• [What is expected]:
All of the records below must be output exactly, with no pictures carried over.

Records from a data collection
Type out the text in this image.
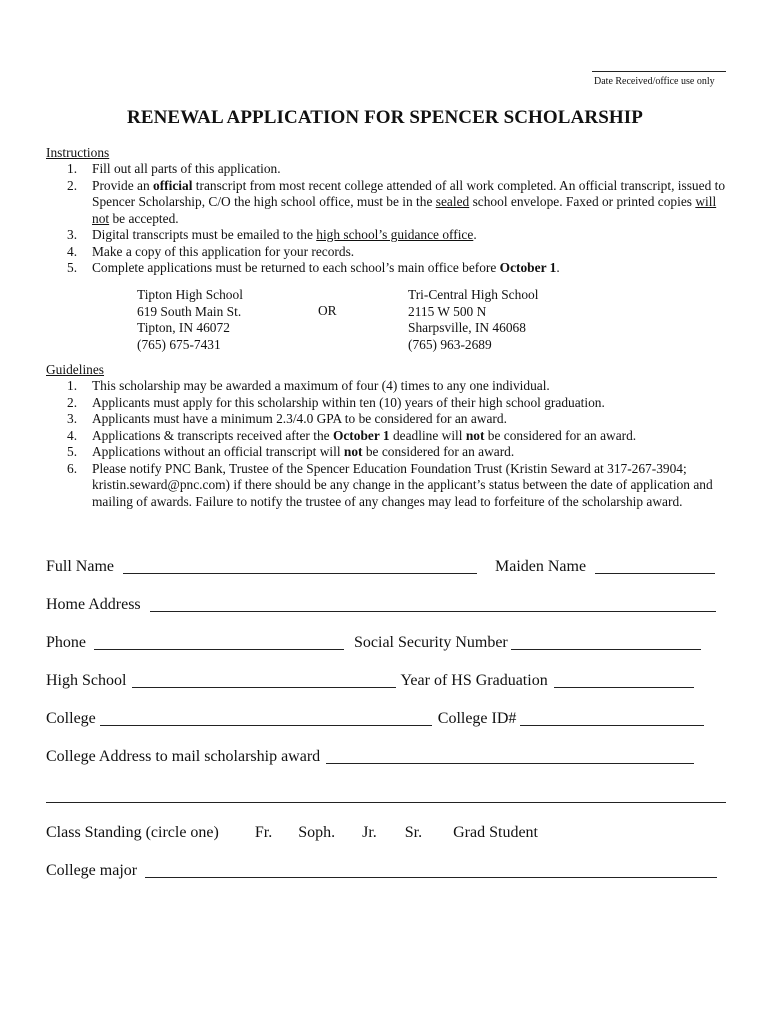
Date Received/office use only
RENEWAL APPLICATION FOR SPENCER SCHOLARSHIP
Instructions
1. Fill out all parts of this application.
2. Provide an official transcript from most recent college attended of all work completed. An official transcript, issued to Spencer Scholarship, C/O the high school office, must be in the sealed school envelope. Faxed or printed copies will not be accepted.
3. Digital transcripts must be emailed to the high school’s guidance office.
4. Make a copy of this application for your records.
5. Complete applications must be returned to each school’s main office before October 1.
Tipton High School
619 South Main St.
Tipton, IN 46072
(765) 675-7431
OR
Tri-Central High School
2115 W 500 N
Sharpsville, IN 46068
(765) 963-2689
Guidelines
1. This scholarship may be awarded a maximum of four (4) times to any one individual.
2. Applicants must apply for this scholarship within ten (10) years of their high school graduation.
3. Applicants must have a minimum 2.3/4.0 GPA to be considered for an award.
4. Applications & transcripts received after the October 1 deadline will not be considered for an award.
5. Applications without an official transcript will not be considered for an award.
6. Please notify PNC Bank, Trustee of the Spencer Education Foundation Trust (Kristin Seward at 317-267-3904; kristin.seward@pnc.com) if there should be any change in the applicant’s status between the date of application and mailing of awards. Failure to notify the trustee of any changes may lead to forfeiture of the scholarship award.
Full Name	Maiden Name
Home Address
Phone	Social Security Number
High School	Year of HS Graduation
College	College ID#
College Address to mail scholarship award
Class Standing (circle one) Fr. Soph. Jr. Sr. Grad Student
College major
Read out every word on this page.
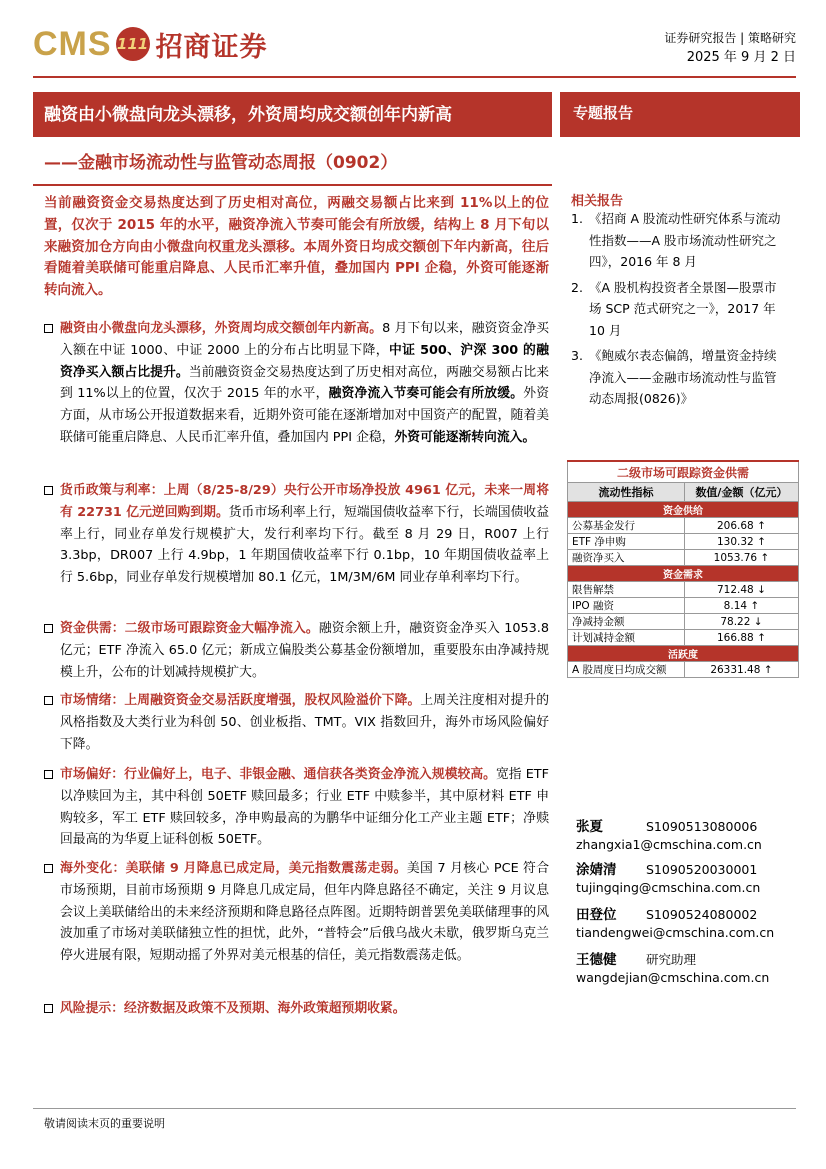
CMS 111 招商证券	证券研究报告 | 策略研究
2025 年 9 月 2 日
融资由小微盘向龙头漂移，外资周均成交额创年内新高	专题报告
——金融市场流动性与监管动态周报（0902）
当前融资资金交易热度达到了历史相对高位，两融交易额占比来到 11%以上的位置，仅次于 2015 年的水平，融资净流入节奏可能会有所放缓，结构上 8 月下旬以来融资加仓方向由小微盘向权重龙头漂移。本周外资日均成交额创下年内新高，往后看随着美联储可能重启降息、人民币汇率升值，叠加国内 PPI 企稳，外资可能逐渐转向流入。
融资由小微盘向龙头漂移，外资周均成交额创年内新高。8 月下旬以来，融资资金净买入额在中证 1000、中证 2000 上的分布占比明显下降，中证 500、沪深 300 的融资净买入额占比提升。当前融资资金交易热度达到了历史相对高位，两融交易额占比来到 11%以上的位置，仅次于 2015 年的水平，融资净流入节奏可能会有所放缓。外资方面，从市场公开报道数据来看，近期外资可能在逐渐增加对中国资产的配置，随着美联储可能重启降息、人民币汇率升值，叠加国内 PPI 企稳，外资可能逐渐转向流入。
货币政策与利率：上周（8/25-8/29）央行公开市场净投放 4961 亿元，未来一周将有 22731 亿元逆回购到期。货币市场利率上行，短端国债收益率下行，长端国债收益率上行，同业存单发行规模扩大，发行利率均下行。截至 8 月 29 日，R007 上行 3.3bp，DR007 上行 4.9bp，1 年期国债收益率下行 0.1bp，10 年期国债收益率上行 5.6bp，同业存单发行规模增加 80.1 亿元，1M/3M/6M 同业存单利率均下行。
资金供需：二级市场可跟踪资金大幅净流入。融资余额上升，融资资金净买入 1053.8 亿元；ETF 净流入 65.0 亿元；新成立偏股类公募基金份额增加，重要股东由净减持规模上升，公布的计划减持规模扩大。
市场情绪：上周融资资金交易活跃度增强，股权风险溢价下降。上周关注度相对提升的风格指数及大类行业为科创 50、创业板指、TMT。VIX 指数回升，海外市场风险偏好下降。
市场偏好：行业偏好上，电子、非银金融、通信获各类资金净流入规模较高。宽指 ETF 以净赎回为主，其中科创 50ETF 赎回最多；行业 ETF 中赎参半，其中原材料 ETF 申购较多，军工 ETF 赎回较多，净申购最高的为鹏华中证细分化工产业主题 ETF；净赎回最高的为华夏上证科创板 50ETF。
海外变化：美联储 9 月降息已成定局，美元指数震荡走弱。美国 7 月核心 PCE 符合市场预期，目前市场预期 9 月降息几成定局，但年内降息路径不确定，关注 9 月议息会议上美联储给出的未来经济预期和降息路径点阵图。近期特朗普罢免美联储理事的风波加重了市场对美联储独立性的担忧，此外，“普特会”后俄乌战火未歇，俄罗斯乌克兰停火进展有限，短期动摇了外界对美元根基的信任，美元指数震荡走低。
风险提示：经济数据及政策不及预期、海外政策超预期收紧。
相关报告
1. 《招商 A 股流动性研究体系与流动性指数——A 股市场流动性研究之四》，2016 年 8 月
2. 《A 股机构投资者全景图—股票市场 SCP 范式研究之一》，2017 年 10 月
3. 《鲍威尔表态偏鸽，增量资金持续净流入——金融市场流动性与监管动态周报(0826)》
二级市场可跟踪资金供需	
流动性指标	数值/金额（亿元）
资金供给	
公募基金发行	206.68 ↑
ETF 净申购	130.32 ↑
融资净买入	1053.76 ↑
资金需求	
限售解禁	712.48 ↓
IPO 融资	8.14 ↑
净减持金额	78.22 ↓
计划减持金额	166.88 ↑
活跃度	
A 股周度日均成交额	26331.48 ↑
张夏	S1090513080006
zhangxia1@cmschina.com.cn
涂婧清 S1090520030001
tujingqing@cmschina.com.cn
田登位 S1090524080002
tiandengwei@cmschina.com.cn
王德健 研究助理
wangdejian@cmschina.com.cn
敬请阅读末页的重要说明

• [The completed task]:
Type out the text in this image.
Date Received/office use only
RENEWAL APPLICATION FOR SPENCER SCHOLARSHIP
Instructions
1. Fill out all parts of this application.
2. Provide an official transcript from most recent college attended of all work completed. An official transcript, issued to Spencer Scholarship, C/O the high school office, must be in the sealed school envelope. Faxed or printed copies will not be accepted.
3. Digital transcripts must be emailed to the high school’s guidance office.
4. Make a copy of this application for your records.
5. Complete applications must be returned to each school’s main office before October 1.
Tipton High School
619 South Main St.
Tipton, IN 46072
(765) 675-7431
OR
Tri-Central High School
2115 W 500 N
Sharpsville, IN 46068
(765) 963-2689
Guidelines
1. This scholarship may be awarded a maximum of four (4) times to any one individual.
2. Applicants must apply for this scholarship within ten (10) years of their high school graduation.
3. Applicants must have a minimum 2.3/4.0 GPA to be considered for an award.
4. Applications & transcripts received after the October 1 deadline will not be considered for an award.
5. Applications without an official transcript will not be considered for an award.
6. Please notify PNC Bank, Trustee of the Spencer Education Foundation Trust (Kristin Seward at 317-267-3904; kristin.seward@pnc.com) if there should be any change in the applicant’s status between the date of application and mailing of awards. Failure to notify the trustee of any changes may lead to forfeiture of the scholarship award.
Full Name	Maiden Name
Home Address
Phone	Social Security Number
High School	Year of HS Graduation
College	College ID#
College Address to mail scholarship award
Class Standing (circle one) Fr. Soph. Jr. Sr. Grad Student
College major
Read out every word on this page.
CMS 111 招商证券	证券研究报告 | 策略研究
2025 年 9 月 2 日
融资由小微盘向龙头漂移，外资周均成交额创年内新高	专题报告
——金融市场流动性与监管动态周报（0902）
当前融资资金交易热度达到了历史相对高位，两融交易额占比来到 11%以上的位置，仅次于 2015 年的水平，融资净流入节奏可能会有所放缓，结构上 8 月下旬以来融资加仓方向由小微盘向权重龙头漂移。本周外资日均成交额创下年内新高，往后看随着美联储可能重启降息、人民币汇率升值，叠加国内 PPI 企稳，外资可能逐渐转向流入。
融资由小微盘向龙头漂移，外资周均成交额创年内新高。8 月下旬以来，融资资金净买入额在中证 1000、中证 2000 上的分布占比明显下降，中证 500、沪深 300 的融资净买入额占比提升。当前融资资金交易热度达到了历史相对高位，两融交易额占比来到 11%以上的位置，仅次于 2015 年的水平，融资净流入节奏可能会有所放缓。外资方面，从市场公开报道数据来看，近期外资可能在逐渐增加对中国资产的配置，随着美联储可能重启降息、人民币汇率升值，叠加国内 PPI 企稳，外资可能逐渐转向流入。
货币政策与利率：上周（8/25-8/29）央行公开市场净投放 4961 亿元，未来一周将有 22731 亿元逆回购到期。货币市场利率上行，短端国债收益率下行，长端国债收益率上行，同业存单发行规模扩大，发行利率均下行。截至 8 月 29 日，R007 上行 3.3bp，DR007 上行 4.9bp，1 年期国债收益率下行 0.1bp，10 年期国债收益率上行 5.6bp，同业存单发行规模增加 80.1 亿元，1M/3M/6M 同业存单利率均下行。
资金供需：二级市场可跟踪资金大幅净流入。融资余额上升，融资资金净买入 1053.8 亿元；ETF 净流入 65.0 亿元；新成立偏股类公募基金份额增加，重要股东由净减持规模上升，公布的计划减持规模扩大。
市场情绪：上周融资资金交易活跃度增强，股权风险溢价下降。上周关注度相对提升的风格指数及大类行业为科创 50、创业板指、TMT。VIX 指数回升，海外市场风险偏好下降。
市场偏好：行业偏好上，电子、非银金融、通信获各类资金净流入规模较高。宽指 ETF 以净赎回为主，其中科创 50ETF 赎回最多；行业 ETF 中赎参半，其中原材料 ETF 申购较多，军工 ETF 赎回较多，净申购最高的为鹏华中证细分化工产业主题 ETF；净赎回最高的为华夏上证科创板 50ETF。
海外变化：美联储 9 月降息已成定局，美元指数震荡走弱。美国 7 月核心 PCE 符合市场预期，目前市场预期 9 月降息几成定局，但年内降息路径不确定，关注 9 月议息会议上美联储给出的未来经济预期和降息路径点阵图。近期特朗普罢免美联储理事的风波加重了市场对美联储独立性的担忧，此外，“普特会”后俄乌战火未歇，俄罗斯乌克兰停火进展有限，短期动摇了外界对美元根基的信任，美元指数震荡走低。
风险提示：经济数据及政策不及预期、海外政策超预期收紧。
相关报告
1. 《招商 A 股流动性研究体系与流动性指数——A 股市场流动性研究之四》，2016 年 8 月
2. 《A 股机构投资者全景图—股票市场 SCP 范式研究之一》，2017 年 10 月
3. 《鲍威尔表态偏鸽，增量资金持续净流入——金融市场流动性与监管动态周报(0826)》
二级市场可跟踪资金供需	
流动性指标	数值/金额（亿元）
资金供给	
公募基金发行	206.68 ↑
ETF 净申购	130.32 ↑
融资净买入	1053.76 ↑
资金需求	
限售解禁	712.48 ↓
IPO 融资	8.14 ↑
净减持金额	78.22 ↓
计划减持金额	166.88 ↑
活跃度	
A 股周度日均成交额	26331.48 ↑
张夏	S1090513080006
zhangxia1@cmschina.com.cn
涂婧清 S1090520030001
tujingqing@cmschina.com.cn
田登位 S1090524080002
tiandengwei@cmschina.com.cn
王德健 研究助理
wangdejian@cmschina.com.cn
敬请阅读末页的重要说明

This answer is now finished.